Exercício A:
Transcreva, do trecho sobre o julgamento por bruxaria em Salem, tudo o que vai de "Pouca gente sabe, mas" até "e 25 morreram.".
Exercício B:
Responda com base no trecho sobre o julgamento por bruxaria em Salem:
(i) Em que data ocorreu o último julgamento por bruxaria dos Estados Unidos?
(ii) Quantas pessoas foram presas na caça às bruxas de 1692?
(iii) Quem fundou a Ciência Cristã e em que ano?

Pouca gente sabe, mas foram dois os julgamentos por bruxaria na cidade dos EUA. Há 141 anos, Daniel Spofford era acusado de usar seus poderes hipnóticos a serviço de Satã

Letícia Yazbek Publicado em 14/05/2019, às 06h00

Julgamento aconteceu 186 anos após a caça às bruxas de Salem
Julgamento aconteceu 186 anos após a caça às bruxas de Salem - Wikimedia Commons

Em 14 de maio de 1878, a cidade de Salem, Massachusetts, acompanhou o último julgamento por bruxaria dos Estados Unidos. Ele ficou conhecido como o Segundo Julgamento por Bruxaria de Salem e recebeu muita atenção na época por ter acontecido na mesma cidade da caça às bruxas de 1692, quando mais de 150 pessoas foram presas e 25 morreram.

O julgamento surgiu a partir do movimento religioso Christian Science (Ciência Cristã), fundado por Mary Baker Eddy, em 1866. Os adeptos da religião acreditavam que o mundo material é uma ilusão e que as doenças são erros mentais, não distúrbios físicos. Por isso, os doentes deviam ser curados por meio de orações e hipnoses.

Dados para análise:
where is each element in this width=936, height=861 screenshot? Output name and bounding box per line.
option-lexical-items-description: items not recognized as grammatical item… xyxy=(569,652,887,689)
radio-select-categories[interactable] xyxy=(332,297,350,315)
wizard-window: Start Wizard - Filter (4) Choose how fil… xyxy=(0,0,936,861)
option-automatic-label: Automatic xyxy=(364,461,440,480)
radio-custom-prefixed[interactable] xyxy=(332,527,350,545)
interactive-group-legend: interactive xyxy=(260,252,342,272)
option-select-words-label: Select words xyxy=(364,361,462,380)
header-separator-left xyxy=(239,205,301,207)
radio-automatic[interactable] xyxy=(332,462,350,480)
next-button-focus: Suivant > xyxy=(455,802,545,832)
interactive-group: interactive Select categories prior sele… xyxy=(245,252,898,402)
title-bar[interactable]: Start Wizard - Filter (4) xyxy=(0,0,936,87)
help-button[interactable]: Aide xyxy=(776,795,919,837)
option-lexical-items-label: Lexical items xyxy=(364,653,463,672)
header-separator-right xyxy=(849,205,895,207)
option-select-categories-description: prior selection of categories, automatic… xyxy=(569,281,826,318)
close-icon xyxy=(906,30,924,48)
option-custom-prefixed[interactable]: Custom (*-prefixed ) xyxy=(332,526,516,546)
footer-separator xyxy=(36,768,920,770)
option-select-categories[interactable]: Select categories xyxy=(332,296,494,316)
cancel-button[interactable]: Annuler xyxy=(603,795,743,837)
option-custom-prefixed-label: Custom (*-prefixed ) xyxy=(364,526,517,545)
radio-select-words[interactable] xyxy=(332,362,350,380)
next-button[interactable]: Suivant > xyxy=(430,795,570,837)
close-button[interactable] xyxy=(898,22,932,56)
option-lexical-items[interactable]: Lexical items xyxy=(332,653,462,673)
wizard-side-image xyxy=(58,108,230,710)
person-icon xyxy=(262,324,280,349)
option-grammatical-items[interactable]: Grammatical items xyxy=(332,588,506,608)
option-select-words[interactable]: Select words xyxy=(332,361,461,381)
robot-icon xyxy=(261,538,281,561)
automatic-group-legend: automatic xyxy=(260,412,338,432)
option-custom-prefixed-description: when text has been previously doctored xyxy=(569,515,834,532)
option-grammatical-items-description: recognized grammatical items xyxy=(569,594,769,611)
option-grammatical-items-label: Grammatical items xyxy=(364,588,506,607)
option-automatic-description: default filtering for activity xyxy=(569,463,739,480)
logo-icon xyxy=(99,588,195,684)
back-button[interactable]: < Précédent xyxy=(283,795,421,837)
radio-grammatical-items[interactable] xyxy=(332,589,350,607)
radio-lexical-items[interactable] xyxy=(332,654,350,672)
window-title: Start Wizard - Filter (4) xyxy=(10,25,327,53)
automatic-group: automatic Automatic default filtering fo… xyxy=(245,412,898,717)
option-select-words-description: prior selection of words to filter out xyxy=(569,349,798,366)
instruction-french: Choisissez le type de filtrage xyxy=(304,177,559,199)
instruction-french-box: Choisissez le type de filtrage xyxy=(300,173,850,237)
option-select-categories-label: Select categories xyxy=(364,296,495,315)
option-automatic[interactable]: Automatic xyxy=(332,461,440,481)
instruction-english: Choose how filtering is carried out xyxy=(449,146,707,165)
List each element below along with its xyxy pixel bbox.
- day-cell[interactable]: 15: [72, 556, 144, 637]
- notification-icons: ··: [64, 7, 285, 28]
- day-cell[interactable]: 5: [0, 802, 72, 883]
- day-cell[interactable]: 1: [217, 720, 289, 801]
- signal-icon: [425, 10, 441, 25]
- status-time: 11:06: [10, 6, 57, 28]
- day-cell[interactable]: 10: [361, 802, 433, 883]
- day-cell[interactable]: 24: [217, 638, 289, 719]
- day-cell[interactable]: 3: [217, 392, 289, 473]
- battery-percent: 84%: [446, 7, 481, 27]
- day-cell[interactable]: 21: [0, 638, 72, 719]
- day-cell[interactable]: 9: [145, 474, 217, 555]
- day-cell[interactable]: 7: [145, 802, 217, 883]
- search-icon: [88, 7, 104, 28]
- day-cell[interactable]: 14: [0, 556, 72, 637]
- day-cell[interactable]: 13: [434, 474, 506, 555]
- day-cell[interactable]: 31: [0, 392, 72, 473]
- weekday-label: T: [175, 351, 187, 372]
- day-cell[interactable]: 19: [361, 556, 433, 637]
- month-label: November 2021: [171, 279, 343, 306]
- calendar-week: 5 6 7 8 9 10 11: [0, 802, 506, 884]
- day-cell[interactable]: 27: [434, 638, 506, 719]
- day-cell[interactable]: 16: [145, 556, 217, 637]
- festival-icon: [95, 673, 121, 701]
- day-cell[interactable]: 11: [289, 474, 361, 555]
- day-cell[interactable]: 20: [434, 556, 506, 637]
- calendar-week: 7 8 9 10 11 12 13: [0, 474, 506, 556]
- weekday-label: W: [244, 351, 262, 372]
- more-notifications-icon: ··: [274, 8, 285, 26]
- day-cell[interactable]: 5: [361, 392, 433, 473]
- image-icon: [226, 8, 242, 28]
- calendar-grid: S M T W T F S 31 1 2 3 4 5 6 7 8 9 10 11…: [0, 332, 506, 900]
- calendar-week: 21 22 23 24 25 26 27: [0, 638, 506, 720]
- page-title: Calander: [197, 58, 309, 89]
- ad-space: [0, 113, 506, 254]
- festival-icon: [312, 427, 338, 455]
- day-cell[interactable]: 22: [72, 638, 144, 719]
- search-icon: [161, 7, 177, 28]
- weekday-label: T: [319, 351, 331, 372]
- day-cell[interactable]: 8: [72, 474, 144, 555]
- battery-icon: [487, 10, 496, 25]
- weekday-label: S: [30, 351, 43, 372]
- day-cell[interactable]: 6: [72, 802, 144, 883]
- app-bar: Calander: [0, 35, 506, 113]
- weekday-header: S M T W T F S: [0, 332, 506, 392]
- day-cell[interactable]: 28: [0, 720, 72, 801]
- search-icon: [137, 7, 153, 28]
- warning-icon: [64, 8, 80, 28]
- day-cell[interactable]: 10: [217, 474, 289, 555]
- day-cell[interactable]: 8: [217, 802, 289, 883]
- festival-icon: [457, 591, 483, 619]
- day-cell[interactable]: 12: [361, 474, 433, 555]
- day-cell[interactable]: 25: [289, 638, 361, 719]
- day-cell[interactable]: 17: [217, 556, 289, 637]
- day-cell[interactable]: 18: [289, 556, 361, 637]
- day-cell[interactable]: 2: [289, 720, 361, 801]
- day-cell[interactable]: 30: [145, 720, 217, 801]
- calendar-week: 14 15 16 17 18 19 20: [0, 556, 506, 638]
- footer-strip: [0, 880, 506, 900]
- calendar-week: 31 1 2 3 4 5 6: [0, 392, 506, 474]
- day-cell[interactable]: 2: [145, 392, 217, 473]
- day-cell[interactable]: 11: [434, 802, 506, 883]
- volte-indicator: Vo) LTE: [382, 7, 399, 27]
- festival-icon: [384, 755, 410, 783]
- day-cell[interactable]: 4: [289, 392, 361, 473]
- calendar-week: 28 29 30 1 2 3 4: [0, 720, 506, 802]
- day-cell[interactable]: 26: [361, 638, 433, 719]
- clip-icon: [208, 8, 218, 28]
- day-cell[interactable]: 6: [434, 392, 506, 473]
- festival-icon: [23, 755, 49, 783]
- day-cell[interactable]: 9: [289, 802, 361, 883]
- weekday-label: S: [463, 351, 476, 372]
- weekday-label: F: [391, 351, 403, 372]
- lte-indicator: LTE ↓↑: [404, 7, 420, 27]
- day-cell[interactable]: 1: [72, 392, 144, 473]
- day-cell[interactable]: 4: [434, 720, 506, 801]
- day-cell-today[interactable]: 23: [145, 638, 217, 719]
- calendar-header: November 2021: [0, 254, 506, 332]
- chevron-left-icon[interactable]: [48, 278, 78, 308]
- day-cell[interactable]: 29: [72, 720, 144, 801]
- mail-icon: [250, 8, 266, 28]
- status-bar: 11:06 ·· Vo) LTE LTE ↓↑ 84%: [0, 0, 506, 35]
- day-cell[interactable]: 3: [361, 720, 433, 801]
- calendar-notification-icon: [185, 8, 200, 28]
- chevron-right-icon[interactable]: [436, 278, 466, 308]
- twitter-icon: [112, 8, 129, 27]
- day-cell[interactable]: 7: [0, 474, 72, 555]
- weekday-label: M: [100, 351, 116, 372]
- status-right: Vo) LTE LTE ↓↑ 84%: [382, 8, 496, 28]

Resultado da tarefa A:
Pouca gente sabe, mas foram dois os julgamentos por bruxaria na cidade dos EUA. Há 141 anos, Daniel Spofford era acusado de usar seus poderes hipnóticos a serviço de Satã

Letícia Yazbek Publicado em 14/05/2019, às 06h00

Julgamento aconteceu 186 anos após a caça às bruxas de Salem
Julgamento aconteceu 186 anos após a caça às bruxas de Salem - Wikimedia Commons

Em 14 de maio de 1878, a cidade de Salem, Massachusetts, acompanhou o último julgamento por bruxaria dos Estados Unidos. Ele ficou conhecido como o Segundo Julgamento por Bruxaria de Salem e recebeu muita atenção na época por ter acontecido na mesma cidade da caça às bruxas de 1692, quando mais de 150 pessoas foram presas e 25 morreram.

Resultado da tarefa B:
(i) Em 14 de maio de 1878.
(ii) Mais de 150 pessoas.
(iii) Mary Baker Eddy, em 1866.